Directions for this task: Please print every record below exactly as it appears.
::: Input :::
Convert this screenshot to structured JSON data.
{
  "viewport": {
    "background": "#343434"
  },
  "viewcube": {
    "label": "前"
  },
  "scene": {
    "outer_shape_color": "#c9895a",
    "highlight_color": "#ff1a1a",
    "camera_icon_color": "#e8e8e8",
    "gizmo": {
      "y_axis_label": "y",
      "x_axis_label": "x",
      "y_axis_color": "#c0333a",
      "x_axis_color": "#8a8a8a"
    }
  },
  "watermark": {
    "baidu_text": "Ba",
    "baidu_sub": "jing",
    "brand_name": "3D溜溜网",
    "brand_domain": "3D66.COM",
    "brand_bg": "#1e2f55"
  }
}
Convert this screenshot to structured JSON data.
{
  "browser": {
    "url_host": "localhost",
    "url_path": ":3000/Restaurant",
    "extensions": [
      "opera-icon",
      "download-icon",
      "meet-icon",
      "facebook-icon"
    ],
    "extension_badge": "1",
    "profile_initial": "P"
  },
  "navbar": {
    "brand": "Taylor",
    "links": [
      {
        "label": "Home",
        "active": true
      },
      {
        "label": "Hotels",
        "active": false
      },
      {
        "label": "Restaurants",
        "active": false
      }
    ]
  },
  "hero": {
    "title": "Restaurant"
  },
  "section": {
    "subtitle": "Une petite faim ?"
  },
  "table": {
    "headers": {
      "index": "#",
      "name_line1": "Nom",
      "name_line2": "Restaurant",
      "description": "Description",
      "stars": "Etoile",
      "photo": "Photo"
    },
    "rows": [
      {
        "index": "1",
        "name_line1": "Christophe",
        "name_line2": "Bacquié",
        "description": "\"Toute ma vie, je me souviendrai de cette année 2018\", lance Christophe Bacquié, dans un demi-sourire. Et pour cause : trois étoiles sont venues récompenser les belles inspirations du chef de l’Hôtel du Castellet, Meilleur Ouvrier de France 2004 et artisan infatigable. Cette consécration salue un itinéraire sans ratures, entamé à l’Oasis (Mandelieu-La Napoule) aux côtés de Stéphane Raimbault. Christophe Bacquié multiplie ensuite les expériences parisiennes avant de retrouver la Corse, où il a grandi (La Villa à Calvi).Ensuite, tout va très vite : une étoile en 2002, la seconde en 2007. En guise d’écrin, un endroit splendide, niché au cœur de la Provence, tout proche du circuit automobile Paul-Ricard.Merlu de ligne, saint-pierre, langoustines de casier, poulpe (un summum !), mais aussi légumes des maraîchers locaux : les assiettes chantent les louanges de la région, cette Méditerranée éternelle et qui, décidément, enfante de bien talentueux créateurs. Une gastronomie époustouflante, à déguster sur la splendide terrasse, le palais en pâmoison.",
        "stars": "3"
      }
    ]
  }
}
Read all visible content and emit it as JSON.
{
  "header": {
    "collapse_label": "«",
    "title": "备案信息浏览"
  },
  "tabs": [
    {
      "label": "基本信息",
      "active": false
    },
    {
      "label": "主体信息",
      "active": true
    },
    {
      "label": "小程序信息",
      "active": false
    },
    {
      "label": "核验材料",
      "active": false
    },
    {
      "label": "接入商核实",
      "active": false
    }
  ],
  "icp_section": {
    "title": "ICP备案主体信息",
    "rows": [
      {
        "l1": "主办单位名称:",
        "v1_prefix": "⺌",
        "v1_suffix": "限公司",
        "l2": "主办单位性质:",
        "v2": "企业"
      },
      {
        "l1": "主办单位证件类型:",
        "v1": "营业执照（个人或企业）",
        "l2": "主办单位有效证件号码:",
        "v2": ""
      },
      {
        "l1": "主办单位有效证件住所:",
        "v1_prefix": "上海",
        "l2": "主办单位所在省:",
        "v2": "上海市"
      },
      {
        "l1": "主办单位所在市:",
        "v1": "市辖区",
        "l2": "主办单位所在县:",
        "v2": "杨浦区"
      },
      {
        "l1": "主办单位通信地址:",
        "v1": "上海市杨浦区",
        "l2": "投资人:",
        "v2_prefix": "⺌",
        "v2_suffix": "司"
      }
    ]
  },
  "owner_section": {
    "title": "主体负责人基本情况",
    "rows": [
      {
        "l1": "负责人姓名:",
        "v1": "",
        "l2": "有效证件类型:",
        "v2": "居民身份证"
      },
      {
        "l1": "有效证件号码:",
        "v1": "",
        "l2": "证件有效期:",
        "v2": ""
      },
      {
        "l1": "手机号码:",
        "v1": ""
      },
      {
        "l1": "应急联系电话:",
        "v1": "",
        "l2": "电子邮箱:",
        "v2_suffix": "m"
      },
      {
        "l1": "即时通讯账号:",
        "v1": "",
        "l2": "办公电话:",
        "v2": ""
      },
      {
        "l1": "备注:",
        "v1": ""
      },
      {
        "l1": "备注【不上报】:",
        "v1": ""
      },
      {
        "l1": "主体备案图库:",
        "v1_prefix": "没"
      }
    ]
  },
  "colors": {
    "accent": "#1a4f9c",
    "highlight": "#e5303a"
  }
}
:::
Output below:
Convert this screenshot to structured JSON data.
{
  "viewport": {
    "background": "#343434"
  },
  "viewcube": {
    "label": "前"
  },
  "scene": {
    "outer_shape_color": "#c9895a",
    "highlight_color": "#ff1a1a",
    "camera_icon_color": "#e8e8e8",
    "gizmo": {
      "y_axis_label": "y",
      "x_axis_label": "x",
      "y_axis_color": "#c0333a",
      "x_axis_color": "#8a8a8a"
    }
  },
  "watermark": {
    "baidu_text": "Ba",
    "baidu_sub": "jing",
    "brand_name": "3D溜溜网",
    "brand_domain": "3D66.COM",
    "brand_bg": "#1e2f55"
  }
}
Convert this screenshot to structured JSON data.
{
  "browser": {
    "url_host": "localhost",
    "url_path": ":3000/Restaurant",
    "extensions": [
      "opera-icon",
      "download-icon",
      "meet-icon",
      "facebook-icon"
    ],
    "extension_badge": "1",
    "profile_initial": "P"
  },
  "navbar": {
    "brand": "Taylor",
    "links": [
      {
        "label": "Home",
        "active": true
      },
      {
        "label": "Hotels",
        "active": false
      },
      {
        "label": "Restaurants",
        "active": false
      }
    ]
  },
  "hero": {
    "title": "Restaurant"
  },
  "section": {
    "subtitle": "Une petite faim ?"
  },
  "table": {
    "headers": {
      "index": "#",
      "name_line1": "Nom",
      "name_line2": "Restaurant",
      "description": "Description",
      "stars": "Etoile",
      "photo": "Photo"
    },
    "rows": [
      {
        "index": "1",
        "name_line1": "Christophe",
        "name_line2": "Bacquié",
        "description": "\"Toute ma vie, je me souviendrai de cette année 2018\", lance Christophe Bacquié, dans un demi-sourire. Et pour cause : trois étoiles sont venues récompenser les belles inspirations du chef de l’Hôtel du Castellet, Meilleur Ouvrier de France 2004 et artisan infatigable. Cette consécration salue un itinéraire sans ratures, entamé à l’Oasis (Mandelieu-La Napoule) aux côtés de Stéphane Raimbault. Christophe Bacquié multiplie ensuite les expériences parisiennes avant de retrouver la Corse, où il a grandi (La Villa à Calvi).Ensuite, tout va très vite : une étoile en 2002, la seconde en 2007. En guise d’écrin, un endroit splendide, niché au cœur de la Provence, tout proche du circuit automobile Paul-Ricard.Merlu de ligne, saint-pierre, langoustines de casier, poulpe (un summum !), mais aussi légumes des maraîchers locaux : les assiettes chantent les louanges de la région, cette Méditerranée éternelle et qui, décidément, enfante de bien talentueux créateurs. Une gastronomie époustouflante, à déguster sur la splendide terrasse, le palais en pâmoison.",
        "stars": "3"
      }
    ]
  }
}
Read all visible content and emit it as JSON.
{
  "header": {
    "collapse_label": "«",
    "title": "备案信息浏览"
  },
  "tabs": [
    {
      "label": "基本信息",
      "active": false
    },
    {
      "label": "主体信息",
      "active": true
    },
    {
      "label": "小程序信息",
      "active": false
    },
    {
      "label": "核验材料",
      "active": false
    },
    {
      "label": "接入商核实",
      "active": false
    }
  ],
  "icp_section": {
    "title": "ICP备案主体信息",
    "rows": [
      {
        "l1": "主办单位名称:",
        "v1_prefix": "⺌",
        "v1_suffix": "限公司",
        "l2": "主办单位性质:",
        "v2": "企业"
      },
      {
        "l1": "主办单位证件类型:",
        "v1": "营业执照（个人或企业）",
        "l2": "主办单位有效证件号码:",
        "v2": ""
      },
      {
        "l1": "主办单位有效证件住所:",
        "v1_prefix": "上海",
        "l2": "主办单位所在省:",
        "v2": "上海市"
      },
      {
        "l1": "主办单位所在市:",
        "v1": "市辖区",
        "l2": "主办单位所在县:",
        "v2": "杨浦区"
      },
      {
        "l1": "主办单位通信地址:",
        "v1": "上海市杨浦区",
        "l2": "投资人:",
        "v2_prefix": "⺌",
        "v2_suffix": "司"
      }
    ]
  },
  "owner_section": {
    "title": "主体负责人基本情况",
    "rows": [
      {
        "l1": "负责人姓名:",
        "v1": "",
        "l2": "有效证件类型:",
        "v2": "居民身份证"
      },
      {
        "l1": "有效证件号码:",
        "v1": "",
        "l2": "证件有效期:",
        "v2": ""
      },
      {
        "l1": "手机号码:",
        "v1": ""
      },
      {
        "l1": "应急联系电话:",
        "v1": "",
        "l2": "电子邮箱:",
        "v2_suffix": "m"
      },
      {
        "l1": "即时通讯账号:",
        "v1": "",
        "l2": "办公电话:",
        "v2": ""
      },
      {
        "l1": "备注:",
        "v1": ""
      },
      {
        "l1": "备注【不上报】:",
        "v1": ""
      },
      {
        "l1": "主体备案图库:",
        "v1_prefix": "没"
      }
    ]
  },
  "colors": {
    "accent": "#1a4f9c",
    "highlight": "#e5303a"
  }
}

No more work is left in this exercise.